Given records:

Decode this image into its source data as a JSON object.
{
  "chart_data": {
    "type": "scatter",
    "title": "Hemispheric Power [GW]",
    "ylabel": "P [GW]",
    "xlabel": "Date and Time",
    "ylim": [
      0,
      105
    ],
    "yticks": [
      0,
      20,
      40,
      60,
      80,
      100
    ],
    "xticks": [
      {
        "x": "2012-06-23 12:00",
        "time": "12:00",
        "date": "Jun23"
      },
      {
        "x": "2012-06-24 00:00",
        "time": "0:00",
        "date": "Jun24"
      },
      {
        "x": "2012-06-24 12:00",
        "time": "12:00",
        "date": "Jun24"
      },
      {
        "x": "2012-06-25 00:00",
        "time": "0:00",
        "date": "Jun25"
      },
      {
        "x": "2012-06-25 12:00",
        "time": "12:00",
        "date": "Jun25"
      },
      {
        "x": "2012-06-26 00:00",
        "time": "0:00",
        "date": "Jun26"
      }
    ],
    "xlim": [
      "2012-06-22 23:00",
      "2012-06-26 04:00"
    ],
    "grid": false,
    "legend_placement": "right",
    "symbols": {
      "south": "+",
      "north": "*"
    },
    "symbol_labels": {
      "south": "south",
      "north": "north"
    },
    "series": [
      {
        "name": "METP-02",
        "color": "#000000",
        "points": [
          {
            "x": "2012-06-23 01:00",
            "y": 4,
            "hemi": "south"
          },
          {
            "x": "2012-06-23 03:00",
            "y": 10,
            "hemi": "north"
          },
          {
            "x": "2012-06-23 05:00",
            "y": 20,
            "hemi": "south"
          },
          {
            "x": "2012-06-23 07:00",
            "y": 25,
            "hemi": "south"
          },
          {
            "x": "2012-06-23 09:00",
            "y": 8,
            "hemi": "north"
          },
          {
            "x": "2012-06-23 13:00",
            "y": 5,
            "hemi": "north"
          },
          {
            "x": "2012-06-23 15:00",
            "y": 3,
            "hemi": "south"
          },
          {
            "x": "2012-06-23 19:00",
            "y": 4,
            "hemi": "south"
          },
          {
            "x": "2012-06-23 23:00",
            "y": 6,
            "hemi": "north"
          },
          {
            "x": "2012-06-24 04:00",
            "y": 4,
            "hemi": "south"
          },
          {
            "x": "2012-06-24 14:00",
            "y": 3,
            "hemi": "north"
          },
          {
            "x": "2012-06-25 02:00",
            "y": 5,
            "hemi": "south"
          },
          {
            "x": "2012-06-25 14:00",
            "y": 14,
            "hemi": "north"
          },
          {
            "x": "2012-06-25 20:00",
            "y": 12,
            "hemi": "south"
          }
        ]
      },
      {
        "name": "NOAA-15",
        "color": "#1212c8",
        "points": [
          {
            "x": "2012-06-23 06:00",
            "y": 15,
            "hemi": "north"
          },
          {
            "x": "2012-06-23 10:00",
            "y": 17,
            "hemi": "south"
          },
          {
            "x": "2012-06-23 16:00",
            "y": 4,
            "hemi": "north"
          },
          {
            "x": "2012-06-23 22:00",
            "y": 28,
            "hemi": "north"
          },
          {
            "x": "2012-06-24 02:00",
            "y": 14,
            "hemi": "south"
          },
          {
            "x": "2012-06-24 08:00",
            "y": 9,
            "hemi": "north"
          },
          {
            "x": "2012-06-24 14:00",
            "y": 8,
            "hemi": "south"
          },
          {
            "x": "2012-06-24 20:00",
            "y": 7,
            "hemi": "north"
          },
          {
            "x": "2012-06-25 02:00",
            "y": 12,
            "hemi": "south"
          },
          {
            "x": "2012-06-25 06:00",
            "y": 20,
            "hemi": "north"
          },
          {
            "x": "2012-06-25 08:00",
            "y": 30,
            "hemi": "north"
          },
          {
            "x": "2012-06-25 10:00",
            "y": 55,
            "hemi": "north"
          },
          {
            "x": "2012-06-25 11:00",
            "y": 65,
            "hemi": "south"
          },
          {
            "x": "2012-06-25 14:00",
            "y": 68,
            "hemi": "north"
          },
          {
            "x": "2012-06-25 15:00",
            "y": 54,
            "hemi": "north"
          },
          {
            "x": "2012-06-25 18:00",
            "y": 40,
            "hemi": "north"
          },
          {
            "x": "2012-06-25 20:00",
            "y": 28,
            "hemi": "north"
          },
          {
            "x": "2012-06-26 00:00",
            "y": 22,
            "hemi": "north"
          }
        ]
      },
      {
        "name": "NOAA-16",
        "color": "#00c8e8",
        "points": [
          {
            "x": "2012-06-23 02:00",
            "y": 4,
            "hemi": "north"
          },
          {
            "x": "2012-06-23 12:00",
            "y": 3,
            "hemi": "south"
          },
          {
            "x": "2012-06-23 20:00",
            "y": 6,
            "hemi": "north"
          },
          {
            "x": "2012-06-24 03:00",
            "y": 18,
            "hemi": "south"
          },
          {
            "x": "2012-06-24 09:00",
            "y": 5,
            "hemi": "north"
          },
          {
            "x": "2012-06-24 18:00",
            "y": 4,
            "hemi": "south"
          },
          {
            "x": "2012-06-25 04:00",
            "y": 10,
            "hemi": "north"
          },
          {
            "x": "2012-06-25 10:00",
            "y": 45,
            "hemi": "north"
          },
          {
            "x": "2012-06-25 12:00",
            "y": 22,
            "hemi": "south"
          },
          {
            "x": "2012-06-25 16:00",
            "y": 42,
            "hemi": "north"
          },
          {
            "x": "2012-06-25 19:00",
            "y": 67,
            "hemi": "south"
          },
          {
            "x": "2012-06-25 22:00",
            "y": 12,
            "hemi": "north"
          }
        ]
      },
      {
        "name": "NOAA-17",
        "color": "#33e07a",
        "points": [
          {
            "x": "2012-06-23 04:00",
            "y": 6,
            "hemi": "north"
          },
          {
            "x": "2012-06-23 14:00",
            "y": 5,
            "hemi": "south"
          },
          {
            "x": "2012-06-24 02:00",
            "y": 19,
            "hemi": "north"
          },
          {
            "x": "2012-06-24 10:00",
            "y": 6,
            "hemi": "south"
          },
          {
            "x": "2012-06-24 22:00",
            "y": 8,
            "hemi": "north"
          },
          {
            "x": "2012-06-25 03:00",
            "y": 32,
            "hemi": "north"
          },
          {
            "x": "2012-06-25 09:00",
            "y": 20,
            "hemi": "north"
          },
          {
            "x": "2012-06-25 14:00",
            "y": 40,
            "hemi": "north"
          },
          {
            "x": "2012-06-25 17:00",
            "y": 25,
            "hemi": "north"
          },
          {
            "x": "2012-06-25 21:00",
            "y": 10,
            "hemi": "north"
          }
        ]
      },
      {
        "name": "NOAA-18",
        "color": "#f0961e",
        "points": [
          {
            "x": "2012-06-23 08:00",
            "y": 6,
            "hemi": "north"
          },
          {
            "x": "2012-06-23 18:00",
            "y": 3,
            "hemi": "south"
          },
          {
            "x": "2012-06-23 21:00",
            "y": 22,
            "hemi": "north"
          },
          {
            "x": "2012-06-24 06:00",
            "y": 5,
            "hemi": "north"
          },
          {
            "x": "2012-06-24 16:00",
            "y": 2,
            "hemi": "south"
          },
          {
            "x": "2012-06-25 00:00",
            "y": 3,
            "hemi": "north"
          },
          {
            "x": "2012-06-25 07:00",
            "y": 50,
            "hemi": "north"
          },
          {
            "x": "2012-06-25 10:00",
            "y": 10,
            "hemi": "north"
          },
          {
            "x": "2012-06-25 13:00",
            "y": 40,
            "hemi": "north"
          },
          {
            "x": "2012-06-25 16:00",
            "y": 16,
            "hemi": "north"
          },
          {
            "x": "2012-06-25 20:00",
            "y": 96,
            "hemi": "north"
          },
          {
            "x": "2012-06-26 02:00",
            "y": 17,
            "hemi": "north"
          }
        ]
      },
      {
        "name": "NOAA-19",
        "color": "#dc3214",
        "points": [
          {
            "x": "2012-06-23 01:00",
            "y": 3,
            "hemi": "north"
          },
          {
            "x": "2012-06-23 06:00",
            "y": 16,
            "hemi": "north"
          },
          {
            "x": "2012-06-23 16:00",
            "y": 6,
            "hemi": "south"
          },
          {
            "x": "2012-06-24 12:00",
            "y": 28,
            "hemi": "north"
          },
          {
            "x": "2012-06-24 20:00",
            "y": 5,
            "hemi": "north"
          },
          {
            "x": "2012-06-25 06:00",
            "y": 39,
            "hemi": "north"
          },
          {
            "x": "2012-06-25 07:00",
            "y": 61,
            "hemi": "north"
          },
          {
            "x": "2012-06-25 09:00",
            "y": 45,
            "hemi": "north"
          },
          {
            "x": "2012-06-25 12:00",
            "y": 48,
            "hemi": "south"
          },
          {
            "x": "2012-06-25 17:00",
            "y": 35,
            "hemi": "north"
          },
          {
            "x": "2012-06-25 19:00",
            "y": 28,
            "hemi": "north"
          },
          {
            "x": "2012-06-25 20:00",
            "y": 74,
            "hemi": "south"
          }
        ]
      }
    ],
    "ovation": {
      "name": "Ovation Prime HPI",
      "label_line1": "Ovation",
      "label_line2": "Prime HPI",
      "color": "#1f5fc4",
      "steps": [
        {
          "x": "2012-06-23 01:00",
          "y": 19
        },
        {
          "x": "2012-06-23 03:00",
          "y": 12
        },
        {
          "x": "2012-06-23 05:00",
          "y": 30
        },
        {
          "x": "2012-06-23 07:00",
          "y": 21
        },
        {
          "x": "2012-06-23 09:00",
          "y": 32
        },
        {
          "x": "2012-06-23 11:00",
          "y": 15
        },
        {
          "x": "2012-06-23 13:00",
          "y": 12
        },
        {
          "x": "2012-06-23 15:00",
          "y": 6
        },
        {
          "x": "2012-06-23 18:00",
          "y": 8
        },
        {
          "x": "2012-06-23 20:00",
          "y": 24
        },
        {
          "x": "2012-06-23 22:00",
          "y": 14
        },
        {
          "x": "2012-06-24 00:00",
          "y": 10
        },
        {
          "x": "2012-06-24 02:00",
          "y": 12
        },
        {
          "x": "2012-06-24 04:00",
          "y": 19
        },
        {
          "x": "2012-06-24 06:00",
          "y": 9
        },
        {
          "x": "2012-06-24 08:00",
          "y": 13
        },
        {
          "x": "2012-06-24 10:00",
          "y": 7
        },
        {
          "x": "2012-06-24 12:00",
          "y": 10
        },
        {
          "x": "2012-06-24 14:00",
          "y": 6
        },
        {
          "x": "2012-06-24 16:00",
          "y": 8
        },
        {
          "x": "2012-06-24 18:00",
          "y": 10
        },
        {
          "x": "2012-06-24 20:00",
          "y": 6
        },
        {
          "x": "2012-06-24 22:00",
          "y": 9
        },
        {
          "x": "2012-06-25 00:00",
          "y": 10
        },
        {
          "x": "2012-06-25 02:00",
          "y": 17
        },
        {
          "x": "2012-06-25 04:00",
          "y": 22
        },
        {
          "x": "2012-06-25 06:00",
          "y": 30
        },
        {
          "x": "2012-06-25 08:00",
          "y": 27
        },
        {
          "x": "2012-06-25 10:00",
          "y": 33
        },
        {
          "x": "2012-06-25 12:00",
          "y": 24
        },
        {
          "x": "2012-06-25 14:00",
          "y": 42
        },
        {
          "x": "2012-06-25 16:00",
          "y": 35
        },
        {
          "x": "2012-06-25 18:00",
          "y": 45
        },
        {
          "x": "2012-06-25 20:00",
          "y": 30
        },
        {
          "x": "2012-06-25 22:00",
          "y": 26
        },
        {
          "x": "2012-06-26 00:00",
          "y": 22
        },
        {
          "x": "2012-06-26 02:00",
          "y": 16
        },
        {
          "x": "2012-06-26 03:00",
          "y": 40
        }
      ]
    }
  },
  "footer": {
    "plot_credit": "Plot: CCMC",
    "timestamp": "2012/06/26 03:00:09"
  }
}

What you should do: Filter the records above for lines containing the word "NOAA", and copy those lines.

In response:
        "name": "NOAA-15",
        "name": "NOAA-16",
        "name": "NOAA-17",
        "name": "NOAA-18",
        "name": "NOAA-19",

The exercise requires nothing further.